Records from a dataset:

═══

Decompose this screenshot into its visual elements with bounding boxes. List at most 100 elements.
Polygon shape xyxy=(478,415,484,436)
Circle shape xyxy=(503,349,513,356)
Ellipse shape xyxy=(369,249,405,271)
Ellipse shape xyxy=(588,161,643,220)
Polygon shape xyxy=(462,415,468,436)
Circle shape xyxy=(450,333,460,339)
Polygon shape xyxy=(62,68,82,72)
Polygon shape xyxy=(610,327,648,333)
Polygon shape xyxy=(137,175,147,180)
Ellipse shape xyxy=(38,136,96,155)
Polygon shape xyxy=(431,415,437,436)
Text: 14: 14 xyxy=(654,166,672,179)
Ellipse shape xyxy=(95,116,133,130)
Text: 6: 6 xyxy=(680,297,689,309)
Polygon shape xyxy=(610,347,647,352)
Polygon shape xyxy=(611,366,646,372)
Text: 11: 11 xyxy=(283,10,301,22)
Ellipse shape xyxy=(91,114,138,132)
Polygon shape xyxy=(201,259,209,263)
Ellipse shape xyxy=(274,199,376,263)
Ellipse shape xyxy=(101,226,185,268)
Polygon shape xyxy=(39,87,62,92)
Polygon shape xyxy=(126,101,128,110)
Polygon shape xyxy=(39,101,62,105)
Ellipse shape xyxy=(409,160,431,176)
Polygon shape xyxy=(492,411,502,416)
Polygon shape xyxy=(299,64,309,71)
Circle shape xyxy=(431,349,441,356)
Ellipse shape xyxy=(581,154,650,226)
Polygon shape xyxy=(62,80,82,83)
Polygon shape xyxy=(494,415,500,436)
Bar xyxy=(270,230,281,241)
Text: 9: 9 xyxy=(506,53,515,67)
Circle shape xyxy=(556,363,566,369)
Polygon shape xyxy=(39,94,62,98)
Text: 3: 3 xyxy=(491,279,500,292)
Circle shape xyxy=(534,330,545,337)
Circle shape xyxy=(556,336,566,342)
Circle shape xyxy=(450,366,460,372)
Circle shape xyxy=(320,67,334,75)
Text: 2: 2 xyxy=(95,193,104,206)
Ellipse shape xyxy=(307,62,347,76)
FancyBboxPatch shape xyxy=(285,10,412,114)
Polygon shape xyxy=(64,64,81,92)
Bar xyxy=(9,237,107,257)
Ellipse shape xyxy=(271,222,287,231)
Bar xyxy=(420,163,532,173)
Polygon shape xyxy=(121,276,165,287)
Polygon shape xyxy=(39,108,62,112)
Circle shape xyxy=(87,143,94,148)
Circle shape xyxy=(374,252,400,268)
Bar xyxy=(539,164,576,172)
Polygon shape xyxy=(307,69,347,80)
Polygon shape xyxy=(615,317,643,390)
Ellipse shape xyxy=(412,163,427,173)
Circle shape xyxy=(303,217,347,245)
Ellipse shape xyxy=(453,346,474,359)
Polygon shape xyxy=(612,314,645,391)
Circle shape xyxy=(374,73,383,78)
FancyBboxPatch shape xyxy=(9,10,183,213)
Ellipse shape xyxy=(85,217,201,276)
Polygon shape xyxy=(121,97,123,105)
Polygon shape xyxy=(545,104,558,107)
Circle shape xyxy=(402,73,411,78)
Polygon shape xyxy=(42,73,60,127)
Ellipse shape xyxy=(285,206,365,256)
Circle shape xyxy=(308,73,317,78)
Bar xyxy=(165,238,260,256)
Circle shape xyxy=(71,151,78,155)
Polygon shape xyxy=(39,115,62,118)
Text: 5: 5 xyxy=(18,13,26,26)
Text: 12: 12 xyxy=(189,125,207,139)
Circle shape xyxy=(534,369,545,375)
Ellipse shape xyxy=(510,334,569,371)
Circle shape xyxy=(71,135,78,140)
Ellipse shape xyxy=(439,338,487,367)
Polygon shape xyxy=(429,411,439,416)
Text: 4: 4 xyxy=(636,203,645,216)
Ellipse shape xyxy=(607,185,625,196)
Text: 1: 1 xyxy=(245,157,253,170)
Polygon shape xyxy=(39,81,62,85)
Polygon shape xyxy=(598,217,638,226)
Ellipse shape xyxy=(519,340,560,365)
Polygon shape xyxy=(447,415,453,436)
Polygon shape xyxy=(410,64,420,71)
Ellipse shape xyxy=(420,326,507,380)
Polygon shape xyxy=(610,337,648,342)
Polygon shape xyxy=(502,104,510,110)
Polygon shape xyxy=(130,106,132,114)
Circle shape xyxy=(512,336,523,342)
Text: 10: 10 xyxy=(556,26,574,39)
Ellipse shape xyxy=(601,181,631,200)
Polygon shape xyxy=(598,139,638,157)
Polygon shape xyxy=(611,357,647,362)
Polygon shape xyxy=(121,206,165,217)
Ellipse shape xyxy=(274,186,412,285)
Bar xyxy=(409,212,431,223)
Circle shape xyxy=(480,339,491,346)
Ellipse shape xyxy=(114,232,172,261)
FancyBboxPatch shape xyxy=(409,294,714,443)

═══

Copy the material above line for line, with no changes.

Decompose this screenshot into its visual elements with bounding boxes. List at most 100 elements.
Polygon shape xyxy=(478,415,484,436)
Circle shape xyxy=(503,349,513,356)
Ellipse shape xyxy=(369,249,405,271)
Ellipse shape xyxy=(588,161,643,220)
Polygon shape xyxy=(462,415,468,436)
Circle shape xyxy=(450,333,460,339)
Polygon shape xyxy=(62,68,82,72)
Polygon shape xyxy=(610,327,648,333)
Polygon shape xyxy=(137,175,147,180)
Ellipse shape xyxy=(38,136,96,155)
Polygon shape xyxy=(431,415,437,436)
Text: 14: 14 xyxy=(654,166,672,179)
Ellipse shape xyxy=(95,116,133,130)
Text: 6: 6 xyxy=(680,297,689,309)
Polygon shape xyxy=(610,347,647,352)
Polygon shape xyxy=(611,366,646,372)
Text: 11: 11 xyxy=(283,10,301,22)
Ellipse shape xyxy=(91,114,138,132)
Polygon shape xyxy=(201,259,209,263)
Ellipse shape xyxy=(274,199,376,263)
Ellipse shape xyxy=(101,226,185,268)
Polygon shape xyxy=(39,87,62,92)
Polygon shape xyxy=(126,101,128,110)
Polygon shape xyxy=(39,101,62,105)
Ellipse shape xyxy=(409,160,431,176)
Polygon shape xyxy=(492,411,502,416)
Polygon shape xyxy=(299,64,309,71)
Circle shape xyxy=(431,349,441,356)
Ellipse shape xyxy=(581,154,650,226)
Polygon shape xyxy=(62,80,82,83)
Polygon shape xyxy=(494,415,500,436)
Bar xyxy=(270,230,281,241)
Text: 9: 9 xyxy=(506,53,515,67)
Circle shape xyxy=(556,363,566,369)
Polygon shape xyxy=(39,94,62,98)
Text: 3: 3 xyxy=(491,279,500,292)
Circle shape xyxy=(534,330,545,337)
Circle shape xyxy=(556,336,566,342)
Circle shape xyxy=(450,366,460,372)
Circle shape xyxy=(320,67,334,75)
Text: 2: 2 xyxy=(95,193,104,206)
Ellipse shape xyxy=(307,62,347,76)
FancyBboxPatch shape xyxy=(285,10,412,114)
Polygon shape xyxy=(64,64,81,92)
Bar xyxy=(9,237,107,257)
Ellipse shape xyxy=(271,222,287,231)
Bar xyxy=(420,163,532,173)
Polygon shape xyxy=(121,276,165,287)
Polygon shape xyxy=(39,108,62,112)
Circle shape xyxy=(87,143,94,148)
Circle shape xyxy=(374,252,400,268)
Bar xyxy=(539,164,576,172)
Polygon shape xyxy=(307,69,347,80)
Polygon shape xyxy=(615,317,643,390)
Ellipse shape xyxy=(412,163,427,173)
Circle shape xyxy=(303,217,347,245)
Ellipse shape xyxy=(453,346,474,359)
Polygon shape xyxy=(612,314,645,391)
Circle shape xyxy=(374,73,383,78)
FancyBboxPatch shape xyxy=(9,10,183,213)
Ellipse shape xyxy=(85,217,201,276)
Polygon shape xyxy=(121,97,123,105)
Polygon shape xyxy=(545,104,558,107)
Circle shape xyxy=(402,73,411,78)
Polygon shape xyxy=(42,73,60,127)
Ellipse shape xyxy=(285,206,365,256)
Circle shape xyxy=(308,73,317,78)
Bar xyxy=(165,238,260,256)
Circle shape xyxy=(71,151,78,155)
Polygon shape xyxy=(39,115,62,118)
Text: 5: 5 xyxy=(18,13,26,26)
Text: 12: 12 xyxy=(189,125,207,139)
Circle shape xyxy=(534,369,545,375)
Ellipse shape xyxy=(510,334,569,371)
Circle shape xyxy=(71,135,78,140)
Ellipse shape xyxy=(439,338,487,367)
Polygon shape xyxy=(429,411,439,416)
Text: 4: 4 xyxy=(636,203,645,216)
Ellipse shape xyxy=(607,185,625,196)
Text: 1: 1 xyxy=(245,157,253,170)
Polygon shape xyxy=(39,81,62,85)
Polygon shape xyxy=(598,217,638,226)
Ellipse shape xyxy=(519,340,560,365)
Polygon shape xyxy=(447,415,453,436)
Polygon shape xyxy=(410,64,420,71)
Ellipse shape xyxy=(420,326,507,380)
Polygon shape xyxy=(610,337,648,342)
Polygon shape xyxy=(502,104,510,110)
Polygon shape xyxy=(130,106,132,114)
Circle shape xyxy=(512,336,523,342)
Text: 10: 10 xyxy=(556,26,574,39)
Ellipse shape xyxy=(601,181,631,200)
Polygon shape xyxy=(598,139,638,157)
Polygon shape xyxy=(611,357,647,362)
Polygon shape xyxy=(121,206,165,217)
Ellipse shape xyxy=(274,186,412,285)
Bar xyxy=(409,212,431,223)
Circle shape xyxy=(480,339,491,346)
Ellipse shape xyxy=(114,232,172,261)
FancyBboxPatch shape xyxy=(409,294,714,443)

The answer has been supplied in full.